:: MATERIAL

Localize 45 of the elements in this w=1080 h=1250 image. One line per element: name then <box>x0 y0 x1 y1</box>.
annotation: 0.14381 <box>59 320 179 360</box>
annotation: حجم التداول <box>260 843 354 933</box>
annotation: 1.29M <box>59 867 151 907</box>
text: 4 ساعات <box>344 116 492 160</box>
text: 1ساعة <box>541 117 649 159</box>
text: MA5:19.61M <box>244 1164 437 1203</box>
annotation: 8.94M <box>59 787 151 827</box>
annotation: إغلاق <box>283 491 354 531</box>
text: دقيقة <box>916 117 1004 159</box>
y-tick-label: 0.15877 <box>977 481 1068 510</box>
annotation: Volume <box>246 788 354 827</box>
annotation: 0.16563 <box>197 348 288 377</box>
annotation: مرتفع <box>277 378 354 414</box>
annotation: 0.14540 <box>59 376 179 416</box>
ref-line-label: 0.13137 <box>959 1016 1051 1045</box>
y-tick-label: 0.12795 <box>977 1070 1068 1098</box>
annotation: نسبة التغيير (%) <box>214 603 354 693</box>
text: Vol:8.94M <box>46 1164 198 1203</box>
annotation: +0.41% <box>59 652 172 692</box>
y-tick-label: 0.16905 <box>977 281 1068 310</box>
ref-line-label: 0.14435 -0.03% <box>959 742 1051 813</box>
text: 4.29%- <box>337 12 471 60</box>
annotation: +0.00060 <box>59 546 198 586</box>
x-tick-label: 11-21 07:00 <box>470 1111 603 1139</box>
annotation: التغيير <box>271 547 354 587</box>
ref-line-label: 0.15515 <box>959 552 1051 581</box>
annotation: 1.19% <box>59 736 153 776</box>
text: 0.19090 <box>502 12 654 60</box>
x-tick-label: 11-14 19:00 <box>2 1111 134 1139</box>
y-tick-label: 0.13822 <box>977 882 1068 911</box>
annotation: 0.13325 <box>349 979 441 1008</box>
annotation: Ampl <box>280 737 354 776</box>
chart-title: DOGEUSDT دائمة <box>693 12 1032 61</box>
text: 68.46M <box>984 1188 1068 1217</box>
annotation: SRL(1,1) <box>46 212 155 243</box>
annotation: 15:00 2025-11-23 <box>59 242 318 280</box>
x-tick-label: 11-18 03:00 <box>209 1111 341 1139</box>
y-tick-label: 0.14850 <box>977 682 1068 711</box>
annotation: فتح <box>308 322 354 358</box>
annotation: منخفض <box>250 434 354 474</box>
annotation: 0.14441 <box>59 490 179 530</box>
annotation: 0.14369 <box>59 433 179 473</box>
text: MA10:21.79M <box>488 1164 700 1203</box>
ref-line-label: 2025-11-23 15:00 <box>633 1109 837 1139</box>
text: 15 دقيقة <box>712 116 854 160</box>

::::

• EXERCISE INSTRUCTIONS
Render the listing from its first line through the line containing "text: 4 ساعات <box>344 116 492 160</box>" as a JSON list of strings, one string per line with both ends included and blank lines skipped.

• EXPECTED ANSWER
[
  "Localize 45 of the elements in this w=1080 h=1250 image. One line per element: name then <box>x0 y0 x1 y1</box>.",
  "annotation: 0.14381 <box>59 320 179 360</box>",
  "annotation: حجم التداول <box>260 843 354 933</box>",
  "annotation: 1.29M <box>59 867 151 907</box>",
  "text: 4 ساعات <box>344 116 492 160</box>"
]